### Task instructions
Find each line holding the word "partir" and give the total alone.

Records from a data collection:
++++

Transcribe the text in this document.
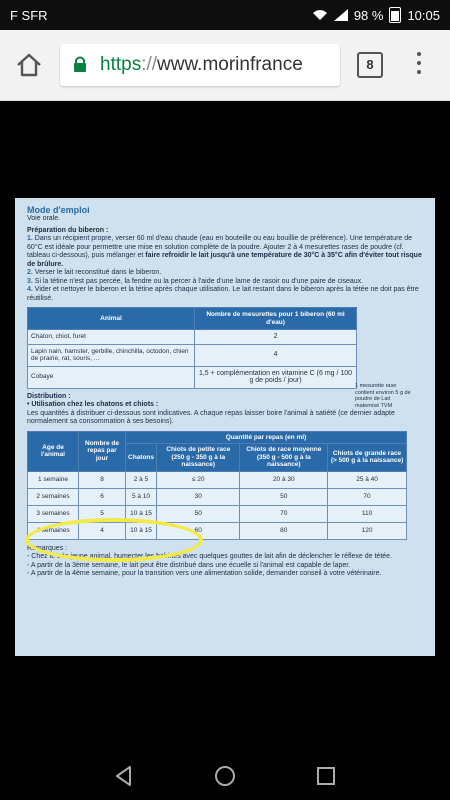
F SFR	98 % 10:05
https://www.morinfrance	8
Mode d'emploi
Voie orale.
Préparation du biberon :
1. Dans un récipient propre, verser 60 ml d'eau chaude (eau en bouteille ou eau bouillie de préférence). Une température de 60°C est idéale pour permettre une mise en solution complète de la poudre. Ajouter 2 à 4 mesurettes rases de poudre (cf. tableau ci-dessous), puis mélanger et faire refroidir le lait jusqu'à une température de 30°C à 35°C afin d'éviter tout risque de brûlure.
2. Verser le lait reconstitué dans le biberon.
3. Si la tétine n'est pas percée, la fendre ou la percer à l'aide d'une lame de rasoir ou d'une paire de ciseaux.
4. Vider et nettoyer le biberon et la tétine après chaque utilisation. Le lait restant dans le biberon après la tétée ne doit pas être réutilisé.
Animal	Nombre de mesurettes pour 1 biberon (60 ml d'eau)
Chaton, chiot, furet	2
Lapin nain, hamster, gerbille, chinchilla, octodon, chien de prairie, rat, souris, ...	4
Cobaye	1,5 + complémentation en vitamine C (6 mg / 100 g de poids / jour)
Distribution :
• Utilisation chez les chatons et chiots :
Les quantités à distribuer ci-dessous sont indicatives. A chaque repas laisser boire l'animal à satiété (ce dernier adapte normalement sa consommation à ses besoins).
Age de l'animal	Nombre de repas par jour	Quantité par repas (en ml)			
		Chatons	Chiots de petite race (250 g - 350 g à la naissance)	Chiots de race moyenne (350 g - 500 g à la naissance)	Chiots de grande race (> 500 g à la naissance)
1 semaine	8	2 à 5	≤ 20	20 à 30	25 à 40
2 semaines	6	5 à 10	30	50	70
3 semaines	5	10 à 15	50	70	110
4 semaines	4	10 à 15	60	80	120
Remarques :
- Chez le très jeune animal, humecter les babines avec quelques gouttes de lait afin de déclencher le réflexe de tétée.
- A partir de la 3ème semaine, le lait peut être distribué dans une écuelle si l'animal est capable de laper.
- A partir de la 4ème semaine, pour la transition vers une alimentation solide, demander conseil à votre vétérinaire.
1 mesurette rase contient environ 5 g de poudre de Lait maternisé TVM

++++

### Exercise result
2